**What to do:** Find the lines below in which the string "Häusliche" occurs. Copy each one.

*** Exercise data Section Begins ***

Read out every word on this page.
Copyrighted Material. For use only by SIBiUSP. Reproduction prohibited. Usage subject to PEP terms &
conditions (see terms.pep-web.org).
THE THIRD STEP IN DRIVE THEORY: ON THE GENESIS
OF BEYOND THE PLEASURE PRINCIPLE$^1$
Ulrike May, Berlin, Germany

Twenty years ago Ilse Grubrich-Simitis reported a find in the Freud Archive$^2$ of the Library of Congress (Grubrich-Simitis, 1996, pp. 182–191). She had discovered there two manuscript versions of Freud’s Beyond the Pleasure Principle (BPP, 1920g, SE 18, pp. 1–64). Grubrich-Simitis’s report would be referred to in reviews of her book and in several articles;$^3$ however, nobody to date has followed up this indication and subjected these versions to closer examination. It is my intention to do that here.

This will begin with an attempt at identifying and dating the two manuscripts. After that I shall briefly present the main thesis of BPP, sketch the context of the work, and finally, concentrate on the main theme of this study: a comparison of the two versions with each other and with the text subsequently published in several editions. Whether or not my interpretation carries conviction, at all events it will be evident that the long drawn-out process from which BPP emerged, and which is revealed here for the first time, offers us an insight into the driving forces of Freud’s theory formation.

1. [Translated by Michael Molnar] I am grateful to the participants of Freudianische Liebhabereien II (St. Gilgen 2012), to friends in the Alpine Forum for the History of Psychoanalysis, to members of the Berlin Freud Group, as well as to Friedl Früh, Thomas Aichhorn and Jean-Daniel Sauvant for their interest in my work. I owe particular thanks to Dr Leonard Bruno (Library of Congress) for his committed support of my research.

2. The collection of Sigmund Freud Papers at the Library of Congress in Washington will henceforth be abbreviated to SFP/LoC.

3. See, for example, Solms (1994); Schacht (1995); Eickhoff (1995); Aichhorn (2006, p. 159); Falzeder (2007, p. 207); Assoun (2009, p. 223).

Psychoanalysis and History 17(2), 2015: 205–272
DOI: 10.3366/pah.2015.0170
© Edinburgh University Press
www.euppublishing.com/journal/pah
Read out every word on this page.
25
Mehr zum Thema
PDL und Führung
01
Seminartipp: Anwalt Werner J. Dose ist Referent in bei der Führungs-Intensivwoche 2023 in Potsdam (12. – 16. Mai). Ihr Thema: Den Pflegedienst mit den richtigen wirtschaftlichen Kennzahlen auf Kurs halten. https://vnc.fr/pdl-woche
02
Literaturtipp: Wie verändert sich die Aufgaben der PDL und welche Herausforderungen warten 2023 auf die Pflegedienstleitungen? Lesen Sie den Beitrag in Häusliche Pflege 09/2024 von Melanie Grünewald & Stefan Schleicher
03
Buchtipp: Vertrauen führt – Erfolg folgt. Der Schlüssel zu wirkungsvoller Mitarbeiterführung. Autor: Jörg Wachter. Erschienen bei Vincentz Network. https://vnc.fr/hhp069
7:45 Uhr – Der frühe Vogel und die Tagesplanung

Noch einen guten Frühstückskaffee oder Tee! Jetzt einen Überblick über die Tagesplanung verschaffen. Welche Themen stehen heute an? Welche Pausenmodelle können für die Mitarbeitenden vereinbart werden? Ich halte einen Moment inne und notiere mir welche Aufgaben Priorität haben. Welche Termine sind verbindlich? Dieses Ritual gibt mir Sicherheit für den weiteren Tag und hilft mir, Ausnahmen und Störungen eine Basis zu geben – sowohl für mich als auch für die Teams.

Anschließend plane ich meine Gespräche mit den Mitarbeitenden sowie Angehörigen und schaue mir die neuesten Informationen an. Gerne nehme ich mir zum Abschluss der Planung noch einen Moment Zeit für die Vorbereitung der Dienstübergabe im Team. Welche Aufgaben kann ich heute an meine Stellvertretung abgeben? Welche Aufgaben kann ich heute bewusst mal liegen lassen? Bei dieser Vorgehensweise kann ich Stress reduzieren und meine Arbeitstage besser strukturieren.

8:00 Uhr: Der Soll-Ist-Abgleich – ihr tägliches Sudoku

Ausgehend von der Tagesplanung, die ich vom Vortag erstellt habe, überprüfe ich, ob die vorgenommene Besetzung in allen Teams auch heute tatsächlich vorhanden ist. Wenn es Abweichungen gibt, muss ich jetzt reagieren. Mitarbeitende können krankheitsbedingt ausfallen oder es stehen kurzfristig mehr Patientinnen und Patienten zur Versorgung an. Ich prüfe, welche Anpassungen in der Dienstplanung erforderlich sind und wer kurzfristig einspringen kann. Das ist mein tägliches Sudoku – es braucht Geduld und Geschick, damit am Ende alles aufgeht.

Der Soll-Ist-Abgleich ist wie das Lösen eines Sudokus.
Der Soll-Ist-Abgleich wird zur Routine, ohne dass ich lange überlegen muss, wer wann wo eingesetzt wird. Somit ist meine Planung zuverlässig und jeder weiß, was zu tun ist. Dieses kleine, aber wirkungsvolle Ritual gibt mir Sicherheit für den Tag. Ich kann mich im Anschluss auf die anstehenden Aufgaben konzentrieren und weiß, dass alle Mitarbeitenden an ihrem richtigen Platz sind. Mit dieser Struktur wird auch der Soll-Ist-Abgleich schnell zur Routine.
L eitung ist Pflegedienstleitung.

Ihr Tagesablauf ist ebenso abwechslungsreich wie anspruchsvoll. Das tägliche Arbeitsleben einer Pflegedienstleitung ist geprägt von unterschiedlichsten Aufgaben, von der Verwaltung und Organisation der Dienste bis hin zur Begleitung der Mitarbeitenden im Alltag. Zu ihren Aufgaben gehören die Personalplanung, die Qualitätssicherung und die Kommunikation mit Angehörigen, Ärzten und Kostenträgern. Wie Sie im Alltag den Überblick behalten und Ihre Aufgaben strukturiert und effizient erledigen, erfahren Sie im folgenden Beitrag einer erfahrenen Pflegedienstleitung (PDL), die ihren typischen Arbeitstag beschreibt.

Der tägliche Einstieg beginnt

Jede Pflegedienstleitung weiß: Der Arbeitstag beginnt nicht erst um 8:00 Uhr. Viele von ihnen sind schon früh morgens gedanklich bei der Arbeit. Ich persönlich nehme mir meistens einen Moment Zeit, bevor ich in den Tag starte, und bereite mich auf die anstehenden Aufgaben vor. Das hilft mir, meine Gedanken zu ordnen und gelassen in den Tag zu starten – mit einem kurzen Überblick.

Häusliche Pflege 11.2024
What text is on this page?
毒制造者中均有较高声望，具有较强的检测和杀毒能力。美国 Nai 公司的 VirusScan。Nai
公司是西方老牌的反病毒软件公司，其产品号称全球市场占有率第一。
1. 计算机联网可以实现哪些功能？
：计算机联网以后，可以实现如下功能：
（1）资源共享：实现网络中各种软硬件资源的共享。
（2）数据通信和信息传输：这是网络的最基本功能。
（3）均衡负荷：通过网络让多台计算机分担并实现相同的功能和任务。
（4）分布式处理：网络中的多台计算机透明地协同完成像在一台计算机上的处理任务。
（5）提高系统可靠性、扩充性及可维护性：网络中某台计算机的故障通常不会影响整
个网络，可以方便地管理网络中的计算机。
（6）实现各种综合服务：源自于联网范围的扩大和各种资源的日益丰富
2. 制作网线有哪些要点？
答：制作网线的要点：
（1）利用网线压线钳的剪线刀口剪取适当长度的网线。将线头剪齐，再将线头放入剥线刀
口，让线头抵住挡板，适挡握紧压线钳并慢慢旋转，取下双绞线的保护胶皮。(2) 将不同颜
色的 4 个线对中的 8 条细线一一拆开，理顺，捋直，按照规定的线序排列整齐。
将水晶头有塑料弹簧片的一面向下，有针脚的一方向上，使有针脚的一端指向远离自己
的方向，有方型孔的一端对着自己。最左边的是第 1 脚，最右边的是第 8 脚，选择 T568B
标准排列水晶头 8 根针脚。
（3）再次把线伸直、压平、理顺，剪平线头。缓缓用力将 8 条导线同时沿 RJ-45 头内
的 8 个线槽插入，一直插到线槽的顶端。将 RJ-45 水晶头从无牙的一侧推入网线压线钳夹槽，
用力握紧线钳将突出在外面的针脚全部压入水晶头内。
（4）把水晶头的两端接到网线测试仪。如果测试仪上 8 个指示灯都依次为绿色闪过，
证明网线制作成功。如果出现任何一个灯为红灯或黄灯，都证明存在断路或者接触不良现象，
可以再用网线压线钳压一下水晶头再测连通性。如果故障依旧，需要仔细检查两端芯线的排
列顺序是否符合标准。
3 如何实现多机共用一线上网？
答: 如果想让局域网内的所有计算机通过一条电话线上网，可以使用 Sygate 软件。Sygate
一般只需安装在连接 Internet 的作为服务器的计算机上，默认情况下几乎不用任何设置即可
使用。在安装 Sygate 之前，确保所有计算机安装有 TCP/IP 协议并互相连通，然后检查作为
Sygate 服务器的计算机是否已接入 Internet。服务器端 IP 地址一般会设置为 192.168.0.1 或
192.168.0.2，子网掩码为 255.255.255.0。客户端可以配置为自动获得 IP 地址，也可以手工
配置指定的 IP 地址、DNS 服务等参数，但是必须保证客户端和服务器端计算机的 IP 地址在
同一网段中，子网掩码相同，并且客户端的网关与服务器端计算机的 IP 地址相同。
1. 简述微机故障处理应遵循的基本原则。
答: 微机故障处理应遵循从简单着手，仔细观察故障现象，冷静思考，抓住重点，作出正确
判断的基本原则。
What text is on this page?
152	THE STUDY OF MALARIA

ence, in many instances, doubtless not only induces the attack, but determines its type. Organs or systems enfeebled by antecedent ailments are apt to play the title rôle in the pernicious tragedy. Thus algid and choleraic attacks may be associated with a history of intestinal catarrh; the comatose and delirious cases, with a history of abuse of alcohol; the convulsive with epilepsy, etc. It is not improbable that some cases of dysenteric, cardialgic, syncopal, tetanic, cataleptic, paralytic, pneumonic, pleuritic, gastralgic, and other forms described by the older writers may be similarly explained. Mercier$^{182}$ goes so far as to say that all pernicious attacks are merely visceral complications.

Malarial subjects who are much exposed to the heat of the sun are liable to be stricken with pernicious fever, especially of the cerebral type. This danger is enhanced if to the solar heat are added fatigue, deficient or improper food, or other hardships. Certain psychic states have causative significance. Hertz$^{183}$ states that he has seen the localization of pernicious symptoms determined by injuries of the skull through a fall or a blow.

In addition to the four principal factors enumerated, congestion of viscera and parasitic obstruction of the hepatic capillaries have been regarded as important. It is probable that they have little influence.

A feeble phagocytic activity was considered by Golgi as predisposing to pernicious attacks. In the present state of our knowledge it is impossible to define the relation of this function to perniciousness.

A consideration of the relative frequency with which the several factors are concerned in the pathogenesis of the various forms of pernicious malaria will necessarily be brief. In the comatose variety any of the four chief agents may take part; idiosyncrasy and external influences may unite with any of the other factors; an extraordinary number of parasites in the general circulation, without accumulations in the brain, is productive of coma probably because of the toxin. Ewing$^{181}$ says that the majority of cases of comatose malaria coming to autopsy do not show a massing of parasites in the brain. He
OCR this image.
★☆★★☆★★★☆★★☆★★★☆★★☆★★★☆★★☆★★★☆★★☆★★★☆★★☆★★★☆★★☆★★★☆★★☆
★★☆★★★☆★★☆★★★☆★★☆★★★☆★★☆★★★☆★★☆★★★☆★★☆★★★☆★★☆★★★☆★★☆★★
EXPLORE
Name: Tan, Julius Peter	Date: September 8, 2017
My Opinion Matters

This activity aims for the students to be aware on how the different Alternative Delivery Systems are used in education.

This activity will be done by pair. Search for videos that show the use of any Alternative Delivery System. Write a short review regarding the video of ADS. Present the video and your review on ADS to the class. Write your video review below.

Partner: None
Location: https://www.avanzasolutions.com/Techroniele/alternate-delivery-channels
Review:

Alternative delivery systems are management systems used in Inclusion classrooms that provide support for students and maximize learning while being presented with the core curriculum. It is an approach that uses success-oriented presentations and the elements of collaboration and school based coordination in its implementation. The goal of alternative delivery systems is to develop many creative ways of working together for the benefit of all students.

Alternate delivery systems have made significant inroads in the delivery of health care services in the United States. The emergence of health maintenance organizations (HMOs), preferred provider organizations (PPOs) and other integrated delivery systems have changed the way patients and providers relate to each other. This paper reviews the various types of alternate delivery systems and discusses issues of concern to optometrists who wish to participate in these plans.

*** Exercise data Section Ends ***

**Answer to the problem:**
Literaturtipp: Wie verändert sich die Aufgaben der PDL und welche Herausforderungen warten 2023 auf die Pflegedienstleitungen? Lesen Sie den Beitrag in Häusliche Pflege 09/2024 von Melanie Grünewald & Stefan Schleicher
Häusliche Pflege 11.2024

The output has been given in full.